■ SET PROBLEM ■
Go through the listing below and list every line with "actions".

---

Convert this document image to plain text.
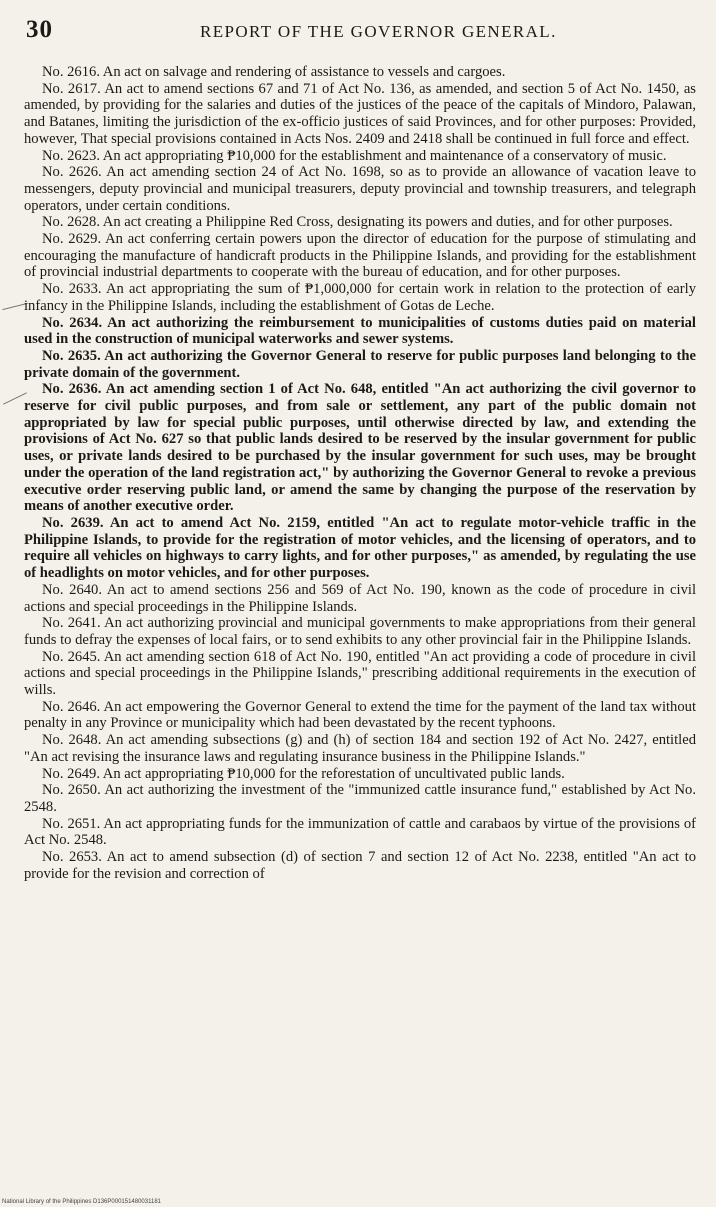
30	REPORT OF THE GOVERNOR GENERAL.

No. 2616. An act on salvage and rendering of assistance to vessels and cargoes.

No. 2617. An act to amend sections 67 and 71 of Act No. 136, as amended, and section 5 of Act No. 1450, as amended, by providing for the salaries and duties of the justices of the peace of the capitals of Mindoro, Palawan, and Batanes, limiting the jurisdiction of the ex-officio justices of said Provinces, and for other purposes: Provided, however, That special provisions contained in Acts Nos. 2409 and 2418 shall be continued in full force and effect.

No. 2623. An act appropriating ₱10,000 for the establishment and maintenance of a conservatory of music.

No. 2626. An act amending section 24 of Act No. 1698, so as to provide an allowance of vacation leave to messengers, deputy provincial and municipal treasurers, deputy provincial and township treasurers, and telegraph operators, under certain conditions.

No. 2628. An act creating a Philippine Red Cross, designating its powers and duties, and for other purposes.

No. 2629. An act conferring certain powers upon the director of education for the purpose of stimulating and encouraging the manufacture of handicraft products in the Philippine Islands, and providing for the establishment of provincial industrial departments to cooperate with the bureau of education, and for other purposes.

No. 2633. An act appropriating the sum of ₱1,000,000 for certain work in relation to the protection of early infancy in the Philippine Islands, including the establishment of Gotas de Leche.

No. 2634. An act authorizing the reimbursement to municipalities of customs duties paid on material used in the construction of municipal waterworks and sewer systems.

No. 2635. An act authorizing the Governor General to reserve for public purposes land belonging to the private domain of the government.

No. 2636. An act amending section 1 of Act No. 648, entitled "An act authorizing the civil governor to reserve for civil public purposes, and from sale or settlement, any part of the public domain not appropriated by law for special public purposes, until otherwise directed by law, and extending the provisions of Act No. 627 so that public lands desired to be reserved by the insular government for public uses, or private lands desired to be purchased by the insular government for such uses, may be brought under the operation of the land registration act," by authorizing the Governor General to revoke a previous executive order reserving public land, or amend the same by changing the purpose of the reservation by means of another executive order.

No. 2639. An act to amend Act No. 2159, entitled "An act to regulate motor-vehicle traffic in the Philippine Islands, to provide for the registration of motor vehicles, and the licensing of operators, and to require all vehicles on highways to carry lights, and for other purposes," as amended, by regulating the use of headlights on motor vehicles, and for other purposes.

No. 2640. An act to amend sections 256 and 569 of Act No. 190, known as the code of procedure in civil actions and special proceedings in the Philippine Islands.

No. 2641. An act authorizing provincial and municipal governments to make appropriations from their general funds to defray the expenses of local fairs, or to send exhibits to any other provincial fair in the Philippine Islands.

No. 2645. An act amending section 618 of Act No. 190, entitled "An act providing a code of procedure in civil actions and special proceedings in the Philippine Islands," prescribing additional requirements in the execution of wills.

No. 2646. An act empowering the Governor General to extend the time for the payment of the land tax without penalty in any Province or municipality which had been devastated by the recent typhoons.

No. 2648. An act amending subsections (g) and (h) of section 184 and section 192 of Act No. 2427, entitled "An act revising the insurance laws and regulating insurance business in the Philippine Islands."

No. 2649. An act appropriating ₱10,000 for the reforestation of uncultivated public lands.

No. 2650. An act authorizing the investment of the "immunized cattle insurance fund," established by Act No. 2548.

No. 2651. An act appropriating funds for the immunization of cattle and carabaos by virtue of the provisions of Act No. 2548.

No. 2653. An act to amend subsection (d) of section 7 and section 12 of Act No. 2238, entitled "An act to provide for the revision and correction of

National Library of the Philippines D136P000151480031181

---

■ EXERCISE OUTPUT ■
No. 2640. An act to amend sections 256 and 569 of Act No. 190, known as the code of procedure in civil actions and special proceedings in the Philippine Islands.
No. 2645. An act amending section 618 of Act No. 190, entitled "An act providing a code of procedure in civil actions and special proceedings in the Philippine Islands," prescribing additional requirements in the execution of wills.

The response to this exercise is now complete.